Task statement: Count how many lines contain the word "回答问题". Respond with the number alone.

Given entries:
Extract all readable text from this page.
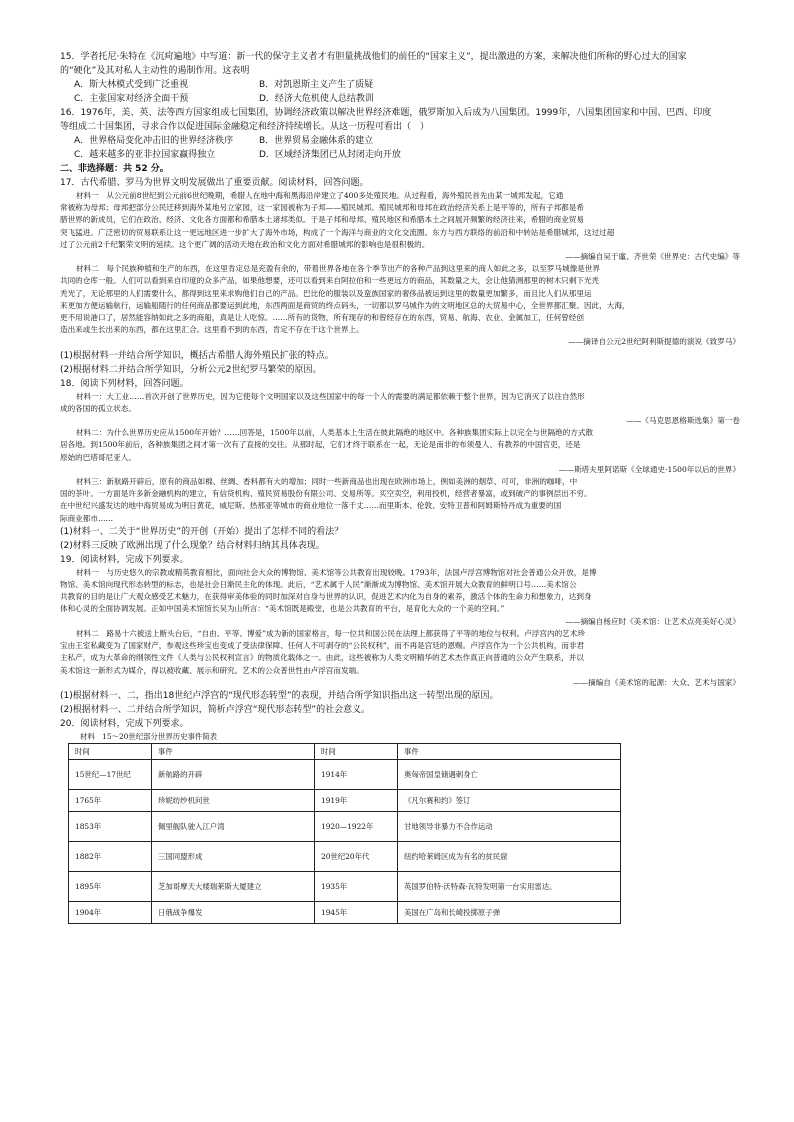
15．学者托尼·朱特在《沉疴遍地》中写道：新一代的保守主义者才有胆量挑战他们的前任的“国家主义”，提出激进的方案，来解决他们所称的野心过大的国家
的“硬化”及其对私人主动性的遏制作用。这表明
A．斯大林模式受到广泛重视	B．对凯恩斯主义产生了质疑
C．主张国家对经济全面干预	D．经济大危机使人总结教训
16．1976年，美、英、法等西方国家组成七国集团，协调经济政策以解决世界经济难题，俄罗斯加入后成为八国集团。1999年，八国集团国家和中国、巴西、印度
等组成二十国集团，寻求合作以促进国际金融稳定和经济持续增长。从这一历程可看出（　）
A．世界格局变化冲击旧的世界经济秩序	B．世界贸易金融体系的建立
C．越来越多的亚非拉国家赢得独立	D．区域经济集团已从封闭走向开放
二、非选择题：共 52 分。
17．古代希腊、罗马为世界文明发展做出了重要贡献。阅读材料，回答问题。

材料一　从公元前8世纪到公元前6世纪晚期，希腊人在地中海和黑海沿岸建立了400多处殖民地。从过程看，海外殖民首先由某一城邦发起，它通

常被称为母邦；母邦把部分公民迁移到海外某地另立家园，这一家园被称为子邦——殖民城邦。殖民城邦和母邦在政治经济关系上是平等的，所有子邦都是希

腊世界的新成员，它们在政治、经济、文化各方面都和希腊本土诸邦类似。于是子邦和母邦、殖民地区和希腊本土之间展开频繁的经济往来，希腊的商业贸易

突飞猛进。广泛密切的贸易联系让这一更远地区进一步扩大了海外市场，构成了一个海洋与商业的文化交流圈。东方与西方联络的前沿和中转站是希腊城邦，这过过超

过了公元前2千纪繁荣文明的延续。这个更广阔的活动天地在政治和文化方面对希腊城邦的影响也是很积极的。

——摘编自吴于廑、齐世荣《世界史：古代史编》等

材料二　每个民族种植和生产的东西，在这里肯定总是充盈有余的，带着世界各地在各个季节出产的各种产品到这里来的商人如此之多，以至罗马城像是世界

共同的仓库一般。人们可以看到来自印度的众多产品，如果他想要，还可以看到来自阿拉伯和一些更远方的商品，其数量之大，会让他猜测那里的树木只剩下光秃

秃光了，无论那里的人们需要什么，都得到这里来求购他们自己的产品。巴比伦的服装以及蛮族国家的奢侈品被运到这里的数量更加繁多，而且比人们从那里运

来更加方便运输航行，运输船随行的任何商品都要运到此地，东西两面是商贸的终点码头，一切都以罗马城作为的文明地区总的大贸易中心，全世界都汇聚。因此，大海，

更不用说港口了，居然能容纳如此之多的商船，真是让人吃惊。……所有的货物，所有现存的和曾经存在的东西，贸易、航海、农业、金属加工，任何曾经创

造出来或生长出来的东西，都在这里汇合。这里看不到的东西，肯定不存在于这个世界上。

——摘译自公元2世纪阿利斯提德的演说《致罗马》

(1)根据材料一并结合所学知识，概括古希腊人海外殖民扩张的特点。
(2)根据材料二并结合所学知识，分析公元2世纪罗马繁荣的原因。
18．阅读下列材料，回答问题。

材料一：大工业……首次开创了世界历史，因为它使每个文明国家以及这些国家中的每一个人的需要的满足都依赖于整个世界，因为它消灭了以往自然形

成的各国的孤立状态。

——《马克思恩格斯选集》第一卷

材料二：为什么世界历史应从1500年开始？……回答是，1500年以前，人类基本上生活在彼此隔绝的地区中。各种族集团实际上以完全与世隔绝的方式散

居各地。到1500年前后，各种族集团之间才第一次有了直接的交往。从那时起，它们才终于联系在一起，无论是南非的布须曼人、有教养的中国官吏，还是

原始的巴塔哥尼亚人。

——斯塔夫里阿诺斯《全球通史·1500年以后的世界》

材料三：新航路开辟后，原有的商品如棉、丝绸、香料都有大的增加；同时一些新商品也出现在欧洲市场上，例如美洲的烟草、可可，非洲的咖啡，中

国的茶叶。一方面是许多新金融机构的建立，有信贷机构、殖民贸易股份有限公司、交易所等。买空卖空，利用投机，经营者暴富，或到破产的事例层出不穷。

在中世纪兴盛发达的地中海贸易成为明日黄花，威尼斯、热那亚等城市的商业地位一落千丈……而里斯本、伦敦、安特卫普和阿姆斯特丹成为重要的国

际商业都市……

(1)材料一、二关于“世界历史”的开创（开始）提出了怎样不同的看法？
(2)材料三反映了欧洲出现了什么现象？结合材料归纳其具体表现。
19．阅读材料，完成下列要求。

材料一　与历史悠久的宗教或精英教育相比，面向社会大众的博物馆、美术馆等公共教育出现较晚。1793年，法国卢浮宫博物馆对社会普通公众开放，是博

物馆、美术馆向现代形态转型的标志，也是社会日渐民主化的体现。此后，“艺术属于人民”渐渐成为博物馆、美术馆开展大众教育的鲜明口号……美术馆公

共教育的目的是让广大观众感受艺术魅力，在获得审美体验的同时加深对自身与世界的认识，促进艺术内化为自身的素养，激活个体的生命力和想象力，达到身

体和心灵的全面协调发展。正如中国美术馆馆长吴为山所言：“美术馆既是殿堂，也是公共教育的平台，是育化大众的一个美的空间。”

——摘编自杨应时《美术馆：让艺术点亮美好心灵》

材料二　路易十六被送上断头台后，“自由、平等、博爱”成为新的国家格言，每一位共和国公民在法理上都获得了平等的地位与权利。卢浮宫内的艺术珍

宝由王室私藏变为了国家财产，参观这些珍宝也变成了受法律保障、任何人不可剥夺的“公民权利”，而不再是宫廷的恩赐。卢浮宫作为一个公共机构，而非君

主私产，成为大革命的纲领性文件《人类与公民权利宣言》的物质化载体之一。由此，这些被称为人类文明精华的艺术杰作真正向普通的公众产生联系，并以

美术馆这一新形式为媒介，得以被收藏、展示和研究。艺术的公众普世性由卢浮宫而发端。

——摘编自《美术馆的起源：大众、艺术与国家》

(1)根据材料一、二，指出18世纪卢浮宫的“现代形态转型”的表现，并结合所学知识指出这一转型出现的原因。
(2)根据材料一、二并结合所学知识，简析卢浮宫“现代形态转型”的社会意义。
20．阅读材料，完成下列要求。
材料　15～20世纪部分世界历史事件简表
时间	事件	时间	事件
15世纪—17世纪	新航路的开辟	1914年	奥匈帝国皇储遇刺身亡
1765年	珍妮纺纱机问世	1919年	《凡尔赛和约》签订
1853年	佩里舰队驶入江户湾	1920—1922年	甘地领导非暴力不合作运动
1882年	三国同盟形成	20世纪20年代	纽约哈莱姆区成为有名的贫民窟
1895年	芝加哥摩天大楼瑞莱斯大厦建立	1935年	英国罗伯特·沃特森·瓦特发明第一台实用雷达。
1904年	日俄战争爆发	1945年	美国在广岛和长崎投掷原子弹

Result below: 2